- OBJECTIVE: Every record should be repeated exactly, except that pictures are left out.
== DATA SHOWN ==
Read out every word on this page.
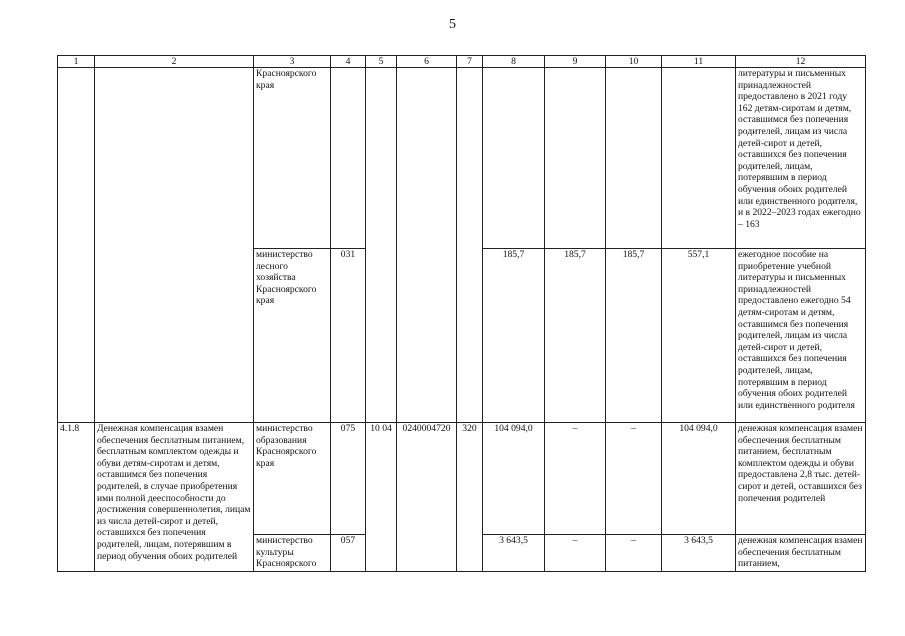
5
1	2	3	4	5	6	7	8	9	10	11	12
		Красноярского края									литературы и письменных принадлежностей предоставлено в 2021 году 162 детям-сиротам и детям, оставшимся без попечения родителей, лицам из числа детей-сирот и детей, оставшихся без попечения родителей, лицам, потерявшим в период обучения обоих родителей или единственного родителя, и в 2022–2023 годах ежегодно – 163
		министерство лесного хозяйства Красноярского края	031				185,7	185,7	185,7	557,1	ежегодное пособие на приобретение учебной литературы и письменных принадлежностей предоставлено ежегодно 54 детям-сиротам и детям, оставшимся без попечения родителей, лицам из числа детей-сирот и детей, оставшихся без попечения родителей, лицам, потерявшим в период обучения обоих родителей или единственного родителя
4.1.8	Денежная компенсация взамен обеспечения бесплатным питанием, бесплатным комплектом одежды и обуви детям-сиротам и детям, оставшимся без попечения родителей, в случае приобретения ими полной дееспособности до достижения совершеннолетия, лицам из числа детей-сирот и детей, оставшихся без попечения родителей, лицам, потерявшим в период обучения обоих родителей	министерство образования Красноярского края	075	10 04	0240004720	320	104 094,0	–	–	104 094,0	денежная компенсация взамен обеспечения бесплатным питанием, бесплатным комплектом одежды и обуви предоставлена 2,8 тыс. детей-сирот и детей, оставшихся без попечения родителей
		министерство культуры Красноярского	057				3 643,5	–	–	3 643,5	денежная компенсация взамен обеспечения бесплатным питанием,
===
- TASK RESULT:
Read out every word on this page.
5
1	2	3	4	5	6	7	8	9	10	11	12
		Красноярского края									литературы и письменных принадлежностей предоставлено в 2021 году 162 детям-сиротам и детям, оставшимся без попечения родителей, лицам из числа детей-сирот и детей, оставшихся без попечения родителей, лицам, потерявшим в период обучения обоих родителей или единственного родителя, и в 2022–2023 годах ежегодно – 163
		министерство лесного хозяйства Красноярского края	031				185,7	185,7	185,7	557,1	ежегодное пособие на приобретение учебной литературы и письменных принадлежностей предоставлено ежегодно 54 детям-сиротам и детям, оставшимся без попечения родителей, лицам из числа детей-сирот и детей, оставшихся без попечения родителей, лицам, потерявшим в период обучения обоих родителей или единственного родителя
4.1.8	Денежная компенсация взамен обеспечения бесплатным питанием, бесплатным комплектом одежды и обуви детям-сиротам и детям, оставшимся без попечения родителей, в случае приобретения ими полной дееспособности до достижения совершеннолетия, лицам из числа детей-сирот и детей, оставшихся без попечения родителей, лицам, потерявшим в период обучения обоих родителей	министерство образования Красноярского края	075	10 04	0240004720	320	104 094,0	–	–	104 094,0	денежная компенсация взамен обеспечения бесплатным питанием, бесплатным комплектом одежды и обуви предоставлена 2,8 тыс. детей-сирот и детей, оставшихся без попечения родителей
		министерство культуры Красноярского	057				3 643,5	–	–	3 643,5	денежная компенсация взамен обеспечения бесплатным питанием,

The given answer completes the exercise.